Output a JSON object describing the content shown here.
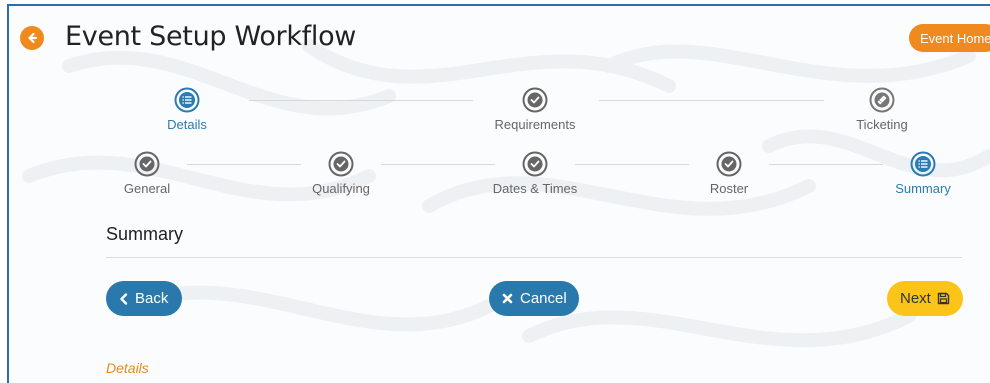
{
  "header": {
    "title": "Event Setup Workflow",
    "home_button": "Event Home"
  },
  "workflow": {
    "main_steps": [
      {
        "label": "Details",
        "icon": "list-icon",
        "state": "active"
      },
      {
        "label": "Requirements",
        "icon": "check-circle-icon",
        "state": "complete"
      },
      {
        "label": "Ticketing",
        "icon": "ticket-icon",
        "state": "pending"
      }
    ],
    "sub_steps": [
      {
        "label": "General",
        "icon": "check-circle-icon",
        "state": "complete"
      },
      {
        "label": "Qualifying",
        "icon": "check-circle-icon",
        "state": "complete"
      },
      {
        "label": "Dates & Times",
        "icon": "check-circle-icon",
        "state": "complete"
      },
      {
        "label": "Roster",
        "icon": "check-circle-icon",
        "state": "complete"
      },
      {
        "label": "Summary",
        "icon": "list-icon",
        "state": "active"
      }
    ]
  },
  "section": {
    "title": "Summary",
    "details_link": "Details"
  },
  "actions": {
    "back_label": "Back",
    "cancel_label": "Cancel",
    "next_label": "Next"
  },
  "colors": {
    "accent_orange": "#f0891e",
    "primary_blue": "#2a79ad",
    "next_yellow": "#fcc419",
    "frame_border": "#2a6faa"
  }
}
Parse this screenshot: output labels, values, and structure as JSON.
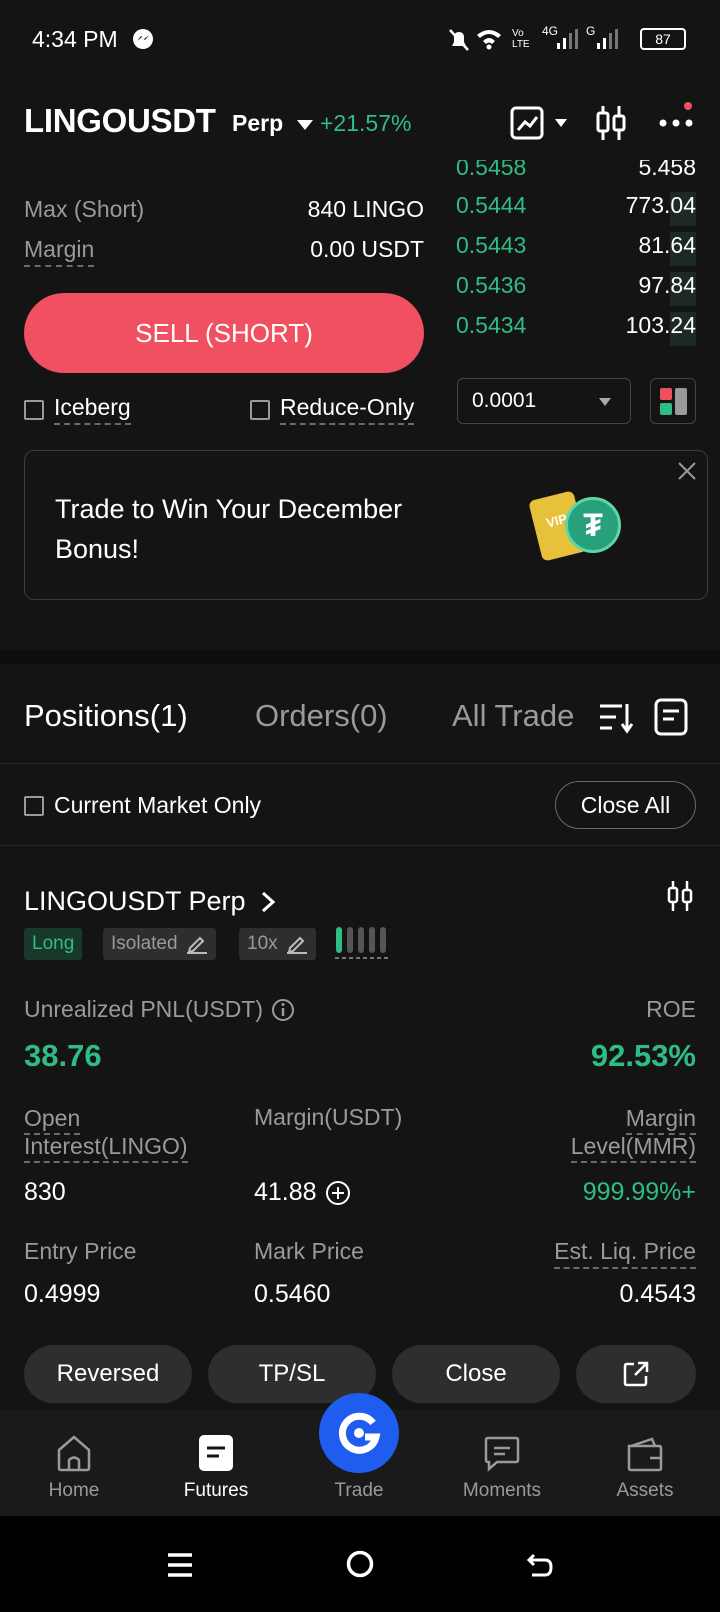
{
  "status_bar": {
    "time": "4:34 PM",
    "battery": "87",
    "net1": "Vo LTE",
    "net2": "4G",
    "net3": "G"
  },
  "header": {
    "pair": "LINGOUSDT",
    "type": "Perp",
    "change": "+21.57%"
  },
  "order_book": {
    "partial_price": "0.5458",
    "partial_qty": "5.458",
    "rows": [
      {
        "price": "0.5444",
        "qty": "773.04"
      },
      {
        "price": "0.5443",
        "qty": "81.64"
      },
      {
        "price": "0.5436",
        "qty": "97.84"
      },
      {
        "price": "0.5434",
        "qty": "103.24"
      }
    ],
    "precision": "0.0001"
  },
  "form": {
    "max_short_label": "Max (Short)",
    "max_short_value": "840 LINGO",
    "margin_label": "Margin",
    "margin_value": "0.00 USDT",
    "sell_button": "SELL (SHORT)",
    "iceberg": "Iceberg",
    "reduce_only": "Reduce-Only"
  },
  "banner": {
    "text": "Trade to Win Your December Bonus!",
    "badge": "VIP"
  },
  "tabs": {
    "positions": "Positions(1)",
    "orders": "Orders(0)",
    "all_trades": "All Trade"
  },
  "filter": {
    "current_market": "Current Market Only",
    "close_all": "Close All"
  },
  "position": {
    "symbol": "LINGOUSDT Perp",
    "side": "Long",
    "margin_mode": "Isolated",
    "leverage": "10x",
    "pnl_label": "Unrealized PNL(USDT)",
    "pnl": "38.76",
    "roe_label": "ROE",
    "roe": "92.53%",
    "oi_label": "Open Interest(LINGO)",
    "oi": "830",
    "margin_label": "Margin(USDT)",
    "margin": "41.88",
    "ml_label": "Margin Level(MMR)",
    "ml": "999.99%+",
    "entry_label": "Entry Price",
    "entry": "0.4999",
    "mark_label": "Mark Price",
    "mark": "0.5460",
    "liq_label": "Est. Liq. Price",
    "liq": "0.4543"
  },
  "actions": {
    "reversed": "Reversed",
    "tpsl": "TP/SL",
    "close": "Close"
  },
  "nav": {
    "home": "Home",
    "futures": "Futures",
    "trade": "Trade",
    "moments": "Moments",
    "assets": "Assets"
  },
  "colors": {
    "green": "#2ebd85",
    "red": "#f0505f",
    "blue": "#1f5cf0",
    "bg": "#141414"
  }
}
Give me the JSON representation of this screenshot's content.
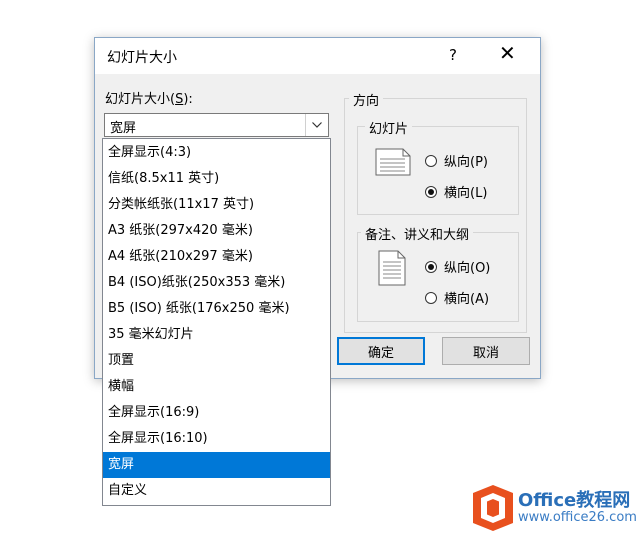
{
  "dialog": {
    "title": "幻灯片大小",
    "help": "?",
    "close": "✕",
    "size_label_pre": "幻灯片大小(",
    "size_label_key": "S",
    "size_label_post": "):",
    "size_value": "宽屏",
    "orientation": {
      "title": "方向",
      "slides": {
        "title": "幻灯片",
        "portrait_label": "纵向(P)",
        "landscape_label": "横向(L)",
        "selected": "landscape"
      },
      "notes": {
        "title": "备注、讲义和大纲",
        "portrait_label": "纵向(O)",
        "landscape_label": "横向(A)",
        "selected": "portrait"
      }
    },
    "ok_label": "确定",
    "cancel_label": "取消"
  },
  "dropdown": {
    "items": [
      "全屏显示(4:3)",
      "信纸(8.5x11 英寸)",
      "分类帐纸张(11x17 英寸)",
      "A3 纸张(297x420 毫米)",
      "A4 纸张(210x297 毫米)",
      "B4 (ISO)纸张(250x353 毫米)",
      "B5 (ISO) 纸张(176x250 毫米)",
      "35 毫米幻灯片",
      "顶置",
      "横幅",
      "全屏显示(16:9)",
      "全屏显示(16:10)",
      "宽屏",
      "自定义"
    ],
    "selected_index": 12
  },
  "watermark": {
    "name": "Office教程网",
    "url": "www.office26.com",
    "colors": {
      "orange": "#e8501e",
      "blue": "#2a6fb8"
    }
  }
}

======

WHAT NEEDS TO BE DONE
Retype the whole listing, keeping every line identical and omitting all pictures.

EXERCISE RESPONSE
Output a JSON object describing the content shown here.
{
  "header": {
    "title": "Event Setup Workflow",
    "home_button": "Event Home"
  },
  "workflow": {
    "main_steps": [
      {
        "label": "Details",
        "icon": "list-icon",
        "state": "active"
      },
      {
        "label": "Requirements",
        "icon": "check-circle-icon",
        "state": "complete"
      },
      {
        "label": "Ticketing",
        "icon": "ticket-icon",
        "state": "pending"
      }
    ],
    "sub_steps": [
      {
        "label": "General",
        "icon": "check-circle-icon",
        "state": "complete"
      },
      {
        "label": "Qualifying",
        "icon": "check-circle-icon",
        "state": "complete"
      },
      {
        "label": "Dates & Times",
        "icon": "check-circle-icon",
        "state": "complete"
      },
      {
        "label": "Roster",
        "icon": "check-circle-icon",
        "state": "complete"
      },
      {
        "label": "Summary",
        "icon": "list-icon",
        "state": "active"
      }
    ]
  },
  "section": {
    "title": "Summary",
    "details_link": "Details"
  },
  "actions": {
    "back_label": "Back",
    "cancel_label": "Cancel",
    "next_label": "Next"
  },
  "colors": {
    "accent_orange": "#f0891e",
    "primary_blue": "#2a79ad",
    "next_yellow": "#fcc419",
    "frame_border": "#2a6faa"
  }
}
Parse this screenshot: output labels, values, and structure as JSON.
{
  "status_bar": {
    "time": "4:34 PM",
    "battery": "87",
    "net1": "Vo LTE",
    "net2": "4G",
    "net3": "G"
  },
  "header": {
    "pair": "LINGOUSDT",
    "type": "Perp",
    "change": "+21.57%"
  },
  "order_book": {
    "partial_price": "0.5458",
    "partial_qty": "5.458",
    "rows": [
      {
        "price": "0.5444",
        "qty": "773.04"
      },
      {
        "price": "0.5443",
        "qty": "81.64"
      },
      {
        "price": "0.5436",
        "qty": "97.84"
      },
      {
        "price": "0.5434",
        "qty": "103.24"
      }
    ],
    "precision": "0.0001"
  },
  "form": {
    "max_short_label": "Max (Short)",
    "max_short_value": "840 LINGO",
    "margin_label": "Margin",
    "margin_value": "0.00 USDT",
    "sell_button": "SELL (SHORT)",
    "iceberg": "Iceberg",
    "reduce_only": "Reduce-Only"
  },
  "banner": {
    "text": "Trade to Win Your December Bonus!",
    "badge": "VIP"
  },
  "tabs": {
    "positions": "Positions(1)",
    "orders": "Orders(0)",
    "all_trades": "All Trade"
  },
  "filter": {
    "current_market": "Current Market Only",
    "close_all": "Close All"
  },
  "position": {
    "symbol": "LINGOUSDT Perp",
    "side": "Long",
    "margin_mode": "Isolated",
    "leverage": "10x",
    "pnl_label": "Unrealized PNL(USDT)",
    "pnl": "38.76",
    "roe_label": "ROE",
    "roe": "92.53%",
    "oi_label": "Open Interest(LINGO)",
    "oi": "830",
    "margin_label": "Margin(USDT)",
    "margin": "41.88",
    "ml_label": "Margin Level(MMR)",
    "ml": "999.99%+",
    "entry_label": "Entry Price",
    "entry": "0.4999",
    "mark_label": "Mark Price",
    "mark": "0.5460",
    "liq_label": "Est. Liq. Price",
    "liq": "0.4543"
  },
  "actions": {
    "reversed": "Reversed",
    "tpsl": "TP/SL",
    "close": "Close"
  },
  "nav": {
    "home": "Home",
    "futures": "Futures",
    "trade": "Trade",
    "moments": "Moments",
    "assets": "Assets"
  },
  "colors": {
    "green": "#2ebd85",
    "red": "#f0505f",
    "blue": "#1f5cf0",
    "bg": "#141414"
  }
}
Give me the JSON representation of this screenshot's content.
{
  "dialog": {
    "title": "幻灯片大小",
    "help": "?",
    "close": "✕",
    "size_label_pre": "幻灯片大小(",
    "size_label_key": "S",
    "size_label_post": "):",
    "size_value": "宽屏",
    "orientation": {
      "title": "方向",
      "slides": {
        "title": "幻灯片",
        "portrait_label": "纵向(P)",
        "landscape_label": "横向(L)",
        "selected": "landscape"
      },
      "notes": {
        "title": "备注、讲义和大纲",
        "portrait_label": "纵向(O)",
        "landscape_label": "横向(A)",
        "selected": "portrait"
      }
    },
    "ok_label": "确定",
    "cancel_label": "取消"
  },
  "dropdown": {
    "items": [
      "全屏显示(4:3)",
      "信纸(8.5x11 英寸)",
      "分类帐纸张(11x17 英寸)",
      "A3 纸张(297x420 毫米)",
      "A4 纸张(210x297 毫米)",
      "B4 (ISO)纸张(250x353 毫米)",
      "B5 (ISO) 纸张(176x250 毫米)",
      "35 毫米幻灯片",
      "顶置",
      "横幅",
      "全屏显示(16:9)",
      "全屏显示(16:10)",
      "宽屏",
      "自定义"
    ],
    "selected_index": 12
  },
  "watermark": {
    "name": "Office教程网",
    "url": "www.office26.com",
    "colors": {
      "orange": "#e8501e",
      "blue": "#2a6fb8"
    }
  }
}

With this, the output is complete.